**Data shown:**
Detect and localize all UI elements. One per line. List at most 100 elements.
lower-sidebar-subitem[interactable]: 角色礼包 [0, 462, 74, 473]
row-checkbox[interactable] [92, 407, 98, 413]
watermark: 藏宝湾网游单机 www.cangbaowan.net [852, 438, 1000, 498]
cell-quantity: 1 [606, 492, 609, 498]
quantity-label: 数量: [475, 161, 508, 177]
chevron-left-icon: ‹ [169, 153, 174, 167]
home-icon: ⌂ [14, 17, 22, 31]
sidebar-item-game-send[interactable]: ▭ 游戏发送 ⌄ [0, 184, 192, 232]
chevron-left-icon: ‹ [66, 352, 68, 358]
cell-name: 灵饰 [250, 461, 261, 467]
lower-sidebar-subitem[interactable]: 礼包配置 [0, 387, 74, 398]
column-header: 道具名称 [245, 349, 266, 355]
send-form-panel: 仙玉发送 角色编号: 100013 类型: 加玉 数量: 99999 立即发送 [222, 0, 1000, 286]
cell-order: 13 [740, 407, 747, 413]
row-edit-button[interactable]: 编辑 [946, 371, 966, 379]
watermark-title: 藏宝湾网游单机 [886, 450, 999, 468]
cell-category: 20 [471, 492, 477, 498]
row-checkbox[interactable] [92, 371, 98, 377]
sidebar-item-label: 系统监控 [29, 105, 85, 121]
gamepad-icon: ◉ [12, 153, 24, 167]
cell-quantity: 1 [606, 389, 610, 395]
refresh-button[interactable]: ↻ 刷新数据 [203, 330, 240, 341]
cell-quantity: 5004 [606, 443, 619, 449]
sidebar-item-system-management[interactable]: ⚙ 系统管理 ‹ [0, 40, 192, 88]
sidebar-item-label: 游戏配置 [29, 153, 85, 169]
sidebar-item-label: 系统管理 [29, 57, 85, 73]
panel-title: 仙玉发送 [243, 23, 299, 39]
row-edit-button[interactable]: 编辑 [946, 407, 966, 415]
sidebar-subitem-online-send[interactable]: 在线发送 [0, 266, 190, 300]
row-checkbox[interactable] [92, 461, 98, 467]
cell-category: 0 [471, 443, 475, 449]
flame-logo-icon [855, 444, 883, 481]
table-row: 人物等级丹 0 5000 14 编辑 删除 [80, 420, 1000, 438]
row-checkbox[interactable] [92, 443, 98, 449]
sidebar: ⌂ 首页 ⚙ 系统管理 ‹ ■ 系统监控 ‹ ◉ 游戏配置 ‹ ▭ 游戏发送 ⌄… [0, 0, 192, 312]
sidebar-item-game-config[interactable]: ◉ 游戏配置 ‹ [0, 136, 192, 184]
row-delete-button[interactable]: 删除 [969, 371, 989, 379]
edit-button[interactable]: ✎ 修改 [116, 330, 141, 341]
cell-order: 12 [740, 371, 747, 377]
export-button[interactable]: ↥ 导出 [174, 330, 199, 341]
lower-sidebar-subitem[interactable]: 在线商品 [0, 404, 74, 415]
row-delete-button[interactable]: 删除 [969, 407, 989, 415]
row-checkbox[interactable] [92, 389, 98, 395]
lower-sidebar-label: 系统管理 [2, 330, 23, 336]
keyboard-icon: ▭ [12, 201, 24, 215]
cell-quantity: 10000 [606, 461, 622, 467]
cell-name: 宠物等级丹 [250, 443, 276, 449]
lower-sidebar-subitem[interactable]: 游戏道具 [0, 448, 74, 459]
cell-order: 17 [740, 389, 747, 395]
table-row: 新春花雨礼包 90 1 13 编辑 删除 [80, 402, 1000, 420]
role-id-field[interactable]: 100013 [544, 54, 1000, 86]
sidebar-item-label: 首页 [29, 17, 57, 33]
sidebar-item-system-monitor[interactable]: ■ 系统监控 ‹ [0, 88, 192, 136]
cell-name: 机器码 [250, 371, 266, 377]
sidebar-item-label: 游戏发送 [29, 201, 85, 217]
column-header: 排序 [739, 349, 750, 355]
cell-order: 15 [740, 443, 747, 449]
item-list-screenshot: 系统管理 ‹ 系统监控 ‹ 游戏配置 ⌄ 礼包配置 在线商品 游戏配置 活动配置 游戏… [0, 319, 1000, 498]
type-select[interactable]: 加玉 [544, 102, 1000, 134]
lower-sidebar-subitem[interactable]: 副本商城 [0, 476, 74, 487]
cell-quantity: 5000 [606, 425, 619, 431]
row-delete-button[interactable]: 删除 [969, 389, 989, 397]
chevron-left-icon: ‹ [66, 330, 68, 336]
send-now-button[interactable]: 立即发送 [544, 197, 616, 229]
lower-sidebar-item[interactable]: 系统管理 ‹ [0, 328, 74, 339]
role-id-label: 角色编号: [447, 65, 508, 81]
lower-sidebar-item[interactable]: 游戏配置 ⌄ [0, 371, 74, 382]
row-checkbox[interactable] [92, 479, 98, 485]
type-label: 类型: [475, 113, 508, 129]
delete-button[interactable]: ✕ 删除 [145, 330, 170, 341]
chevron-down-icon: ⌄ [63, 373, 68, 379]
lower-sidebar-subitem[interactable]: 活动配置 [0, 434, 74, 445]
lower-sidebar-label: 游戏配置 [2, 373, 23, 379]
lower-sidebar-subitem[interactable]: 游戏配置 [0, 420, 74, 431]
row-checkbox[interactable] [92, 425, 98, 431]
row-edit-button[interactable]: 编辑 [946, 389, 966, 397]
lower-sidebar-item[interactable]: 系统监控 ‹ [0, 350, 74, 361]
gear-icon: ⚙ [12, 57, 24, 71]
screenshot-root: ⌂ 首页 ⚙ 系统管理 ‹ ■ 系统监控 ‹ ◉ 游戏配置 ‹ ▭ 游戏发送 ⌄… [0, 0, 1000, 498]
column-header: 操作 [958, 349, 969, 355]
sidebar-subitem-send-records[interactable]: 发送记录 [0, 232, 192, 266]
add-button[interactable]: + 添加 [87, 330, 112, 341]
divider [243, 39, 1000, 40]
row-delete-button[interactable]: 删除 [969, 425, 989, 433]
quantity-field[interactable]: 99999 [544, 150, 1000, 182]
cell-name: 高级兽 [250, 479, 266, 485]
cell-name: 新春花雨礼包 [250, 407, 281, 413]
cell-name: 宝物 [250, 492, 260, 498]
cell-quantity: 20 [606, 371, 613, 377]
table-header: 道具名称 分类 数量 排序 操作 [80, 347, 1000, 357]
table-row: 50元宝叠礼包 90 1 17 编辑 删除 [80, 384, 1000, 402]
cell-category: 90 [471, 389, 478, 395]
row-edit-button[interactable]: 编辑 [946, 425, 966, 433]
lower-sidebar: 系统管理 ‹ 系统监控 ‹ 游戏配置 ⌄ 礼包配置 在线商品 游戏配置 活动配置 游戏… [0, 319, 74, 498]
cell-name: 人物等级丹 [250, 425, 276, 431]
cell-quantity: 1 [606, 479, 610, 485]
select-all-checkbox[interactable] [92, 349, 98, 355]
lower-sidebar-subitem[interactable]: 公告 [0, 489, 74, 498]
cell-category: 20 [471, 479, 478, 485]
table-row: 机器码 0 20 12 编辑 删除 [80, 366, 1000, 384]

**What the task requires:**
Reproduce the listing above line for line, changing nothing.

**Solution for this exercise:**
Detect and localize all UI elements. One per line. List at most 100 elements.
lower-sidebar-subitem[interactable]: 角色礼包 [0, 462, 74, 473]
row-checkbox[interactable] [92, 407, 98, 413]
watermark: 藏宝湾网游单机 www.cangbaowan.net [852, 438, 1000, 498]
cell-quantity: 1 [606, 492, 609, 498]
quantity-label: 数量: [475, 161, 508, 177]
chevron-left-icon: ‹ [169, 153, 174, 167]
home-icon: ⌂ [14, 17, 22, 31]
sidebar-item-game-send[interactable]: ▭ 游戏发送 ⌄ [0, 184, 192, 232]
chevron-left-icon: ‹ [66, 352, 68, 358]
cell-name: 灵饰 [250, 461, 261, 467]
lower-sidebar-subitem[interactable]: 礼包配置 [0, 387, 74, 398]
column-header: 道具名称 [245, 349, 266, 355]
send-form-panel: 仙玉发送 角色编号: 100013 类型: 加玉 数量: 99999 立即发送 [222, 0, 1000, 286]
cell-order: 13 [740, 407, 747, 413]
row-edit-button[interactable]: 编辑 [946, 371, 966, 379]
watermark-title: 藏宝湾网游单机 [886, 450, 999, 468]
cell-category: 20 [471, 492, 477, 498]
row-checkbox[interactable] [92, 371, 98, 377]
sidebar-item-label: 系统监控 [29, 105, 85, 121]
gamepad-icon: ◉ [12, 153, 24, 167]
cell-quantity: 1 [606, 389, 610, 395]
refresh-button[interactable]: ↻ 刷新数据 [203, 330, 240, 341]
cell-quantity: 5004 [606, 443, 619, 449]
sidebar-item-system-management[interactable]: ⚙ 系统管理 ‹ [0, 40, 192, 88]
sidebar-item-label: 游戏配置 [29, 153, 85, 169]
sidebar-item-label: 系统管理 [29, 57, 85, 73]
panel-title: 仙玉发送 [243, 23, 299, 39]
row-edit-button[interactable]: 编辑 [946, 407, 966, 415]
sidebar-subitem-online-send[interactable]: 在线发送 [0, 266, 190, 300]
row-checkbox[interactable] [92, 461, 98, 467]
cell-category: 0 [471, 443, 475, 449]
flame-logo-icon [855, 444, 883, 481]
table-row: 人物等级丹 0 5000 14 编辑 删除 [80, 420, 1000, 438]
row-checkbox[interactable] [92, 443, 98, 449]
sidebar: ⌂ 首页 ⚙ 系统管理 ‹ ■ 系统监控 ‹ ◉ 游戏配置 ‹ ▭ 游戏发送 ⌄… [0, 0, 192, 312]
sidebar-item-game-config[interactable]: ◉ 游戏配置 ‹ [0, 136, 192, 184]
row-delete-button[interactable]: 删除 [969, 371, 989, 379]
edit-button[interactable]: ✎ 修改 [116, 330, 141, 341]
cell-order: 12 [740, 371, 747, 377]
export-button[interactable]: ↥ 导出 [174, 330, 199, 341]
lower-sidebar-subitem[interactable]: 在线商品 [0, 404, 74, 415]
row-delete-button[interactable]: 删除 [969, 407, 989, 415]
row-checkbox[interactable] [92, 389, 98, 395]
lower-sidebar-label: 系统管理 [2, 330, 23, 336]
keyboard-icon: ▭ [12, 201, 24, 215]
cell-quantity: 10000 [606, 461, 622, 467]
cell-name: 宠物等级丹 [250, 443, 276, 449]
lower-sidebar-subitem[interactable]: 游戏道具 [0, 448, 74, 459]
cell-order: 17 [740, 389, 747, 395]
table-row: 新春花雨礼包 90 1 13 编辑 删除 [80, 402, 1000, 420]
role-id-field[interactable]: 100013 [544, 54, 1000, 86]
sidebar-item-label: 首页 [29, 17, 57, 33]
sidebar-item-system-monitor[interactable]: ■ 系统监控 ‹ [0, 88, 192, 136]
cell-name: 机器码 [250, 371, 266, 377]
sidebar-item-label: 游戏发送 [29, 201, 85, 217]
column-header: 排序 [739, 349, 750, 355]
cell-order: 15 [740, 443, 747, 449]
item-list-screenshot: 系统管理 ‹ 系统监控 ‹ 游戏配置 ⌄ 礼包配置 在线商品 游戏配置 活动配置 游戏… [0, 319, 1000, 498]
type-select[interactable]: 加玉 [544, 102, 1000, 134]
lower-sidebar-subitem[interactable]: 副本商城 [0, 476, 74, 487]
cell-quantity: 5000 [606, 425, 619, 431]
row-delete-button[interactable]: 删除 [969, 389, 989, 397]
chevron-left-icon: ‹ [66, 330, 68, 336]
send-now-button[interactable]: 立即发送 [544, 197, 616, 229]
lower-sidebar-item[interactable]: 系统管理 ‹ [0, 328, 74, 339]
role-id-label: 角色编号: [447, 65, 508, 81]
lower-sidebar-item[interactable]: 游戏配置 ⌄ [0, 371, 74, 382]
row-checkbox[interactable] [92, 479, 98, 485]
type-label: 类型: [475, 113, 508, 129]
delete-button[interactable]: ✕ 删除 [145, 330, 170, 341]
chevron-down-icon: ⌄ [63, 373, 68, 379]
lower-sidebar-subitem[interactable]: 活动配置 [0, 434, 74, 445]
lower-sidebar-label: 游戏配置 [2, 373, 23, 379]
lower-sidebar-subitem[interactable]: 游戏配置 [0, 420, 74, 431]
row-checkbox[interactable] [92, 425, 98, 431]
row-edit-button[interactable]: 编辑 [946, 389, 966, 397]
lower-sidebar-item[interactable]: 系统监控 ‹ [0, 350, 74, 361]
gear-icon: ⚙ [12, 57, 24, 71]
screenshot-root: ⌂ 首页 ⚙ 系统管理 ‹ ■ 系统监控 ‹ ◉ 游戏配置 ‹ ▭ 游戏发送 ⌄… [0, 0, 1000, 498]
column-header: 操作 [958, 349, 969, 355]
sidebar-subitem-send-records[interactable]: 发送记录 [0, 232, 192, 266]
add-button[interactable]: + 添加 [87, 330, 112, 341]
divider [243, 39, 1000, 40]
row-delete-button[interactable]: 删除 [969, 425, 989, 433]
quantity-field[interactable]: 99999 [544, 150, 1000, 182]
cell-name: 高级兽 [250, 479, 266, 485]
cell-name: 新春花雨礼包 [250, 407, 281, 413]
cell-name: 宝物 [250, 492, 260, 498]
cell-quantity: 20 [606, 371, 613, 377]
table-header: 道具名称 分类 数量 排序 操作 [80, 347, 1000, 357]
table-row: 50元宝叠礼包 90 1 17 编辑 删除 [80, 384, 1000, 402]
cell-category: 90 [471, 389, 478, 395]
row-edit-button[interactable]: 编辑 [946, 425, 966, 433]
lower-sidebar: 系统管理 ‹ 系统监控 ‹ 游戏配置 ⌄ 礼包配置 在线商品 游戏配置 活动配置 游戏… [0, 319, 74, 498]
cell-name: 人物等级丹 [250, 425, 276, 431]
cell-quantity: 1 [606, 479, 610, 485]
select-all-checkbox[interactable] [92, 349, 98, 355]
lower-sidebar-subitem[interactable]: 公告 [0, 489, 74, 498]
cell-category: 20 [471, 479, 478, 485]
table-row: 机器码 0 20 12 编辑 删除 [80, 366, 1000, 384]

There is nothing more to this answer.